Exercise — Repeat every entry word for word, but leave the images out of your copy.

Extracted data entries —

[START]

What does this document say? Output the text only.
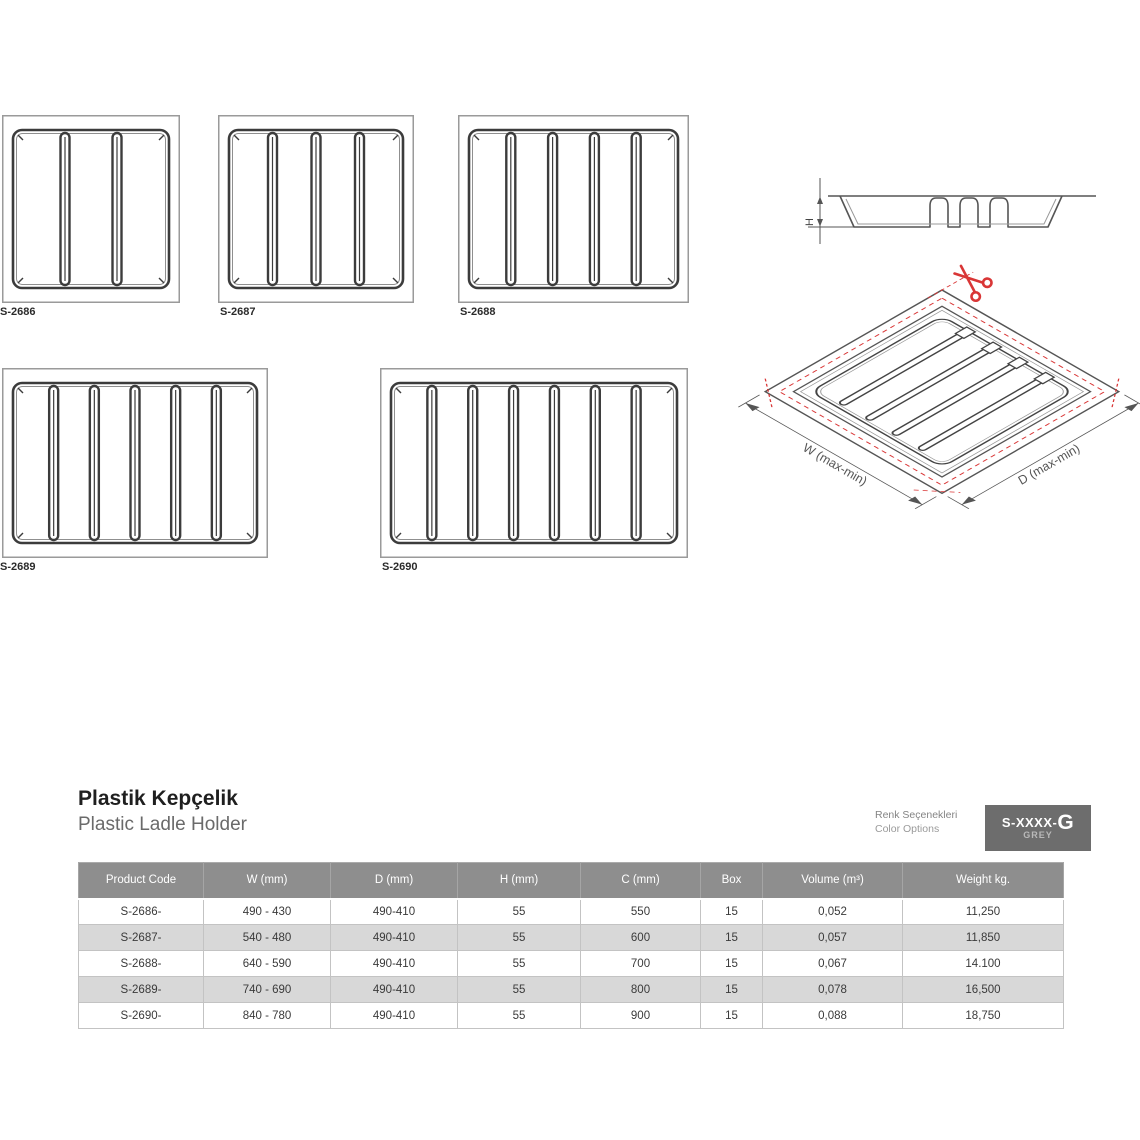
S-2686	S-2687	S-2688
S-2689	S-2690
H
W (max-min)	D (max-min)
Plastik Kepçelik
Plastic Ladle Holder	Renk Seçenekleri
Color Options	S-XXXX-G
GREY
Product Code	W (mm)	D (mm)	H (mm)	C (mm)	Box	Volume (m³)	Weight kg.
S-2686-	490 - 430	490-410	55	550	15	0,052	11,250
S-2687-	540 - 480	490-410	55	600	15	0,057	11,850
S-2688-	640 - 590	490-410	55	700	15	0,067	14.100
S-2689-	740 - 690	490-410	55	800	15	0,078	16,500
S-2690-	840 - 780	490-410	55	900	15	0,088	18,750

[END]

Response to this task —
What does this document say? Output the text only.
S-2686	S-2687	S-2688
S-2689	S-2690
H
W (max-min)	D (max-min)
Plastik Kepçelik
Plastic Ladle Holder	Renk Seçenekleri
Color Options	S-XXXX-G
GREY
Product Code	W (mm)	D (mm)	H (mm)	C (mm)	Box	Volume (m³)	Weight kg.
S-2686-	490 - 430	490-410	55	550	15	0,052	11,250
S-2687-	540 - 480	490-410	55	600	15	0,057	11,850
S-2688-	640 - 590	490-410	55	700	15	0,067	14.100
S-2689-	740 - 690	490-410	55	800	15	0,078	16,500
S-2690-	840 - 780	490-410	55	900	15	0,088	18,750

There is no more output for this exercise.